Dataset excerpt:
╭──

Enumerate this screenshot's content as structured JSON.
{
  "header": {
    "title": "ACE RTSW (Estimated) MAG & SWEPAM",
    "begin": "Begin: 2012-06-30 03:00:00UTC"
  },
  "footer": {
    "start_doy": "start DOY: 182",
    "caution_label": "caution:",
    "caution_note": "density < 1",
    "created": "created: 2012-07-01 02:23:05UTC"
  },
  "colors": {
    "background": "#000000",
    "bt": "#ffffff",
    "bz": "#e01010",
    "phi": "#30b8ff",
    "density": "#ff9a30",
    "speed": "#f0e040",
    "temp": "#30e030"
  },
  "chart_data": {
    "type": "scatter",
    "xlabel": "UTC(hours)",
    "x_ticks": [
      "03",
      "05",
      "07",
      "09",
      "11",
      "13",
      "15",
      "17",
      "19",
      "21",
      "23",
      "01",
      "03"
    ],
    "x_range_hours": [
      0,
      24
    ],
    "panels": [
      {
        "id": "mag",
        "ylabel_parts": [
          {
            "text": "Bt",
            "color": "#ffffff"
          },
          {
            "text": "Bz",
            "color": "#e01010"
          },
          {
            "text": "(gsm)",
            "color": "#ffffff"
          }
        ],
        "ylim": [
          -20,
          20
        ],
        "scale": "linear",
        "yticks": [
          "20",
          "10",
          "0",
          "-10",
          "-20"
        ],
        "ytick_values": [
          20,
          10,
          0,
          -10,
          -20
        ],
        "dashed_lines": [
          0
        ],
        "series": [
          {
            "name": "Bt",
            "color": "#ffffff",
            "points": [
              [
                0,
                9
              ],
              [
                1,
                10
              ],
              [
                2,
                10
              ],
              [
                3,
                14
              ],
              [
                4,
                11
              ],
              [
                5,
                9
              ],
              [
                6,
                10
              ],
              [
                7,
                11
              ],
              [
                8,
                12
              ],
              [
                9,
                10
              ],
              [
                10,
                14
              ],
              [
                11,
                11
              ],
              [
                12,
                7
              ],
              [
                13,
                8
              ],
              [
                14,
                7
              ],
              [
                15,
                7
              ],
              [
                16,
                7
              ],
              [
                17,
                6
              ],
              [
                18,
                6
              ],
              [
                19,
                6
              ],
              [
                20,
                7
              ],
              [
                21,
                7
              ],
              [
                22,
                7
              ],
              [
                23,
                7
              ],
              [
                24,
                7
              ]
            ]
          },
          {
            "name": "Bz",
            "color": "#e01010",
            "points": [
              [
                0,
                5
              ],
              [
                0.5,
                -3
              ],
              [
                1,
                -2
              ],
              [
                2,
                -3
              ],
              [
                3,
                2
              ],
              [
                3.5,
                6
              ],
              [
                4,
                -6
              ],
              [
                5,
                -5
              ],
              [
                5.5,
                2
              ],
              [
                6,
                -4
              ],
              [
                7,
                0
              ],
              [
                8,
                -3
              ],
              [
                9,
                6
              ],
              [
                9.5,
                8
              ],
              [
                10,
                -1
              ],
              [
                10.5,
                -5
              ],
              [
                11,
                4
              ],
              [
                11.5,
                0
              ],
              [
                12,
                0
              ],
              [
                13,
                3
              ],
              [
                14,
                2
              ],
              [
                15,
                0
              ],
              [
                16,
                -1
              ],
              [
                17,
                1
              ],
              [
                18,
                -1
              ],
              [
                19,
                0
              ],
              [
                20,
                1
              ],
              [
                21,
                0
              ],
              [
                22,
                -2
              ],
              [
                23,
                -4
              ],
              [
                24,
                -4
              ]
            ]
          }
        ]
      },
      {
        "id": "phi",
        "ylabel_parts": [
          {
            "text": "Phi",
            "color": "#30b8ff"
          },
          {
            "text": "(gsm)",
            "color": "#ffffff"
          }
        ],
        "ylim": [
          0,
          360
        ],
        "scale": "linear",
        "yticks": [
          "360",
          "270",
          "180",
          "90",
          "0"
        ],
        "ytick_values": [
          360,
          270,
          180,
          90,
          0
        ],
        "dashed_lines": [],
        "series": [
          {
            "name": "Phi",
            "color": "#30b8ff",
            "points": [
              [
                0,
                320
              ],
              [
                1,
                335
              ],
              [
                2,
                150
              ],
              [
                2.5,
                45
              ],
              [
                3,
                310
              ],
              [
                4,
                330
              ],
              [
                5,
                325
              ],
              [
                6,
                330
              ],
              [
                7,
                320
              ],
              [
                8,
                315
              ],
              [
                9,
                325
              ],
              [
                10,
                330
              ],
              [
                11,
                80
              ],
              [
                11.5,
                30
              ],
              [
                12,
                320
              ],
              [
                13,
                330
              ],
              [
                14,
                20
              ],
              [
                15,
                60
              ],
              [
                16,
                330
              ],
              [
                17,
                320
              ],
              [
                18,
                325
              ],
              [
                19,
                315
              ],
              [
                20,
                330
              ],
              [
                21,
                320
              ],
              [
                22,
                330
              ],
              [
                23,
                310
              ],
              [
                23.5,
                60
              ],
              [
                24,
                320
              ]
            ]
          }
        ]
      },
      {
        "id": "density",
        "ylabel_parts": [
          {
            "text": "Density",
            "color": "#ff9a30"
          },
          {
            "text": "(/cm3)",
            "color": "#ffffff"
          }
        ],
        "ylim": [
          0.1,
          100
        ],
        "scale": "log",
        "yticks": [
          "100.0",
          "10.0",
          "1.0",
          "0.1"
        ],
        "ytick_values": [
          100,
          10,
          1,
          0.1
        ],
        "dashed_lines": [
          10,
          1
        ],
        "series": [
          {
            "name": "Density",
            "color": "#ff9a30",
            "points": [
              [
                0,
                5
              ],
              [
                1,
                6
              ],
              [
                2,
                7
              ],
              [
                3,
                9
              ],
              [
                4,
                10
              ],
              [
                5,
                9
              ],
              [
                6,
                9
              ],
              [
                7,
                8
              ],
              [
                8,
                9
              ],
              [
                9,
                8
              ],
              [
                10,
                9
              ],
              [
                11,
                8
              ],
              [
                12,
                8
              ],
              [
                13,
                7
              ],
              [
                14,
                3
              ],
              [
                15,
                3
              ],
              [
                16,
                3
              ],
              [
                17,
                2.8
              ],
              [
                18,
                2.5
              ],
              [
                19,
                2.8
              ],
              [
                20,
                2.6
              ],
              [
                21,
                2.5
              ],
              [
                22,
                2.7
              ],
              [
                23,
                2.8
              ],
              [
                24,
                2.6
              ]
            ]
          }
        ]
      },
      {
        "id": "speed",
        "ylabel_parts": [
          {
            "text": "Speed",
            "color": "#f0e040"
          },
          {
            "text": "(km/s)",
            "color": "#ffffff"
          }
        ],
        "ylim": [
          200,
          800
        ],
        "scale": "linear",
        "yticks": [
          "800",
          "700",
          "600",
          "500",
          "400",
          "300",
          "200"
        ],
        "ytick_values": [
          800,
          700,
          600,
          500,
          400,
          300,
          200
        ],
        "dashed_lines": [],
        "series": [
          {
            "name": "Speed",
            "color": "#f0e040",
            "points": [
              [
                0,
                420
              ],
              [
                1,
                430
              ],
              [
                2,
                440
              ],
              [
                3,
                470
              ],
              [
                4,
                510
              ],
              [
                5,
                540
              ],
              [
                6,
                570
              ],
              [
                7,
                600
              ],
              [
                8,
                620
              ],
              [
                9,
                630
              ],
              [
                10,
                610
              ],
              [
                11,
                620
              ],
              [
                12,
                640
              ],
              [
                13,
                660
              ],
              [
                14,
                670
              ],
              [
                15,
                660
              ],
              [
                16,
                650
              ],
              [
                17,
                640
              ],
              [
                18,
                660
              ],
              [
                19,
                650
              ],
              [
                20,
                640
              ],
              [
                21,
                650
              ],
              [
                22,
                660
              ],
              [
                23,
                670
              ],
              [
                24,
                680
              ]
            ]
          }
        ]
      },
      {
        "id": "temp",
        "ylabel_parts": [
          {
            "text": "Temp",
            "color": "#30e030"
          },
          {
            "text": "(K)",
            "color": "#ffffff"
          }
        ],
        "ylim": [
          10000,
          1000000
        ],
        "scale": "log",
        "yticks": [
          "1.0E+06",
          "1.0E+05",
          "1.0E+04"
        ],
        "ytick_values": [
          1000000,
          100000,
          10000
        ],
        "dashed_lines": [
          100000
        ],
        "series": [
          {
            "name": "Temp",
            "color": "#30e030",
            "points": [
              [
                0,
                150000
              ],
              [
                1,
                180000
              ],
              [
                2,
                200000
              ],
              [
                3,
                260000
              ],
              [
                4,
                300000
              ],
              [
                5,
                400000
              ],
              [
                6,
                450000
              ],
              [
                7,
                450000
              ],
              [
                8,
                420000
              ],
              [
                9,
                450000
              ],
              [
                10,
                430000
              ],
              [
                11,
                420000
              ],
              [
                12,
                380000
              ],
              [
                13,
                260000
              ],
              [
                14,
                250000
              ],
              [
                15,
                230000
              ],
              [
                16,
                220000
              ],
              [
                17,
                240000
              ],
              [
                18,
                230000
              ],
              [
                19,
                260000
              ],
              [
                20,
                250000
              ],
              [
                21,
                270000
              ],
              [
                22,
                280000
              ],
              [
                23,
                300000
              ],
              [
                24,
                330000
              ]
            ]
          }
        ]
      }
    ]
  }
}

╰──

▶ [WORK TO COMPLETE] Of the lines in the records, determine how many contain the word "name", and report that number alone.

▶ [REPLY TO THE EXERCISE] 6